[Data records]
___
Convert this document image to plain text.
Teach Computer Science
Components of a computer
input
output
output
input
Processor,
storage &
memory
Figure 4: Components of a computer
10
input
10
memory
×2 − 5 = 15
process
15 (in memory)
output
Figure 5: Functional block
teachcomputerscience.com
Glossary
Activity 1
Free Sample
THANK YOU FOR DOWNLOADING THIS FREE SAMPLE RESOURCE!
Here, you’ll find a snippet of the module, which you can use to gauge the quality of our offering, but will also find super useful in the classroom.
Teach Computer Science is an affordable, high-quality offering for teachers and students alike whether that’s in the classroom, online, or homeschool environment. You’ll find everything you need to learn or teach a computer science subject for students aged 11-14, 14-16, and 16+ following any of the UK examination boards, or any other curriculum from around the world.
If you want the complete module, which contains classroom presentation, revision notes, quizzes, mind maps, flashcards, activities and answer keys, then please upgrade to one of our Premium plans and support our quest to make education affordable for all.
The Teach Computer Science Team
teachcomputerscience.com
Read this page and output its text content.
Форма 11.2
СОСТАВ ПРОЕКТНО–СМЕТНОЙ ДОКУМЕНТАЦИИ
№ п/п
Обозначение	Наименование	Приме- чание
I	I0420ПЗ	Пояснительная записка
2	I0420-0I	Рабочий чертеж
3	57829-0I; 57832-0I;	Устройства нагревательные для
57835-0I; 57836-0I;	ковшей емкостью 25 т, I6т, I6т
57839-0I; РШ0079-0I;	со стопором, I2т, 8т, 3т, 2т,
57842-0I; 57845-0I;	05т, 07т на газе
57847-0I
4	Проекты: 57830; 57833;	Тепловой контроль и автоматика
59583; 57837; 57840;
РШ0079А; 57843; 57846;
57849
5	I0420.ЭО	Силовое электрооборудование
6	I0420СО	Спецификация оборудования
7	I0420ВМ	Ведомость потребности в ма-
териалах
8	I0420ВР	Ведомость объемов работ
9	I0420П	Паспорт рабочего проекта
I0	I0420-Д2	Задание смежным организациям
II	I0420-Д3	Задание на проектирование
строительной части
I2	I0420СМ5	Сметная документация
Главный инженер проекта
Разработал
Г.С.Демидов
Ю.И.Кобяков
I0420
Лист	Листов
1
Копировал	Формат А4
___
From the entries, report each line that includes the word "module".

*Result for this exercise*.
Here, you’ll find a snippet of the module, which you can use to gauge the quality of our offering, but will also find super useful in the classroom.
If you want the complete module, which contains classroom presentation, revision notes, quizzes, mind maps, flashcards, activities and answer keys, then please upgrade to one of our Premium plans and support our quest to make education affordable for all.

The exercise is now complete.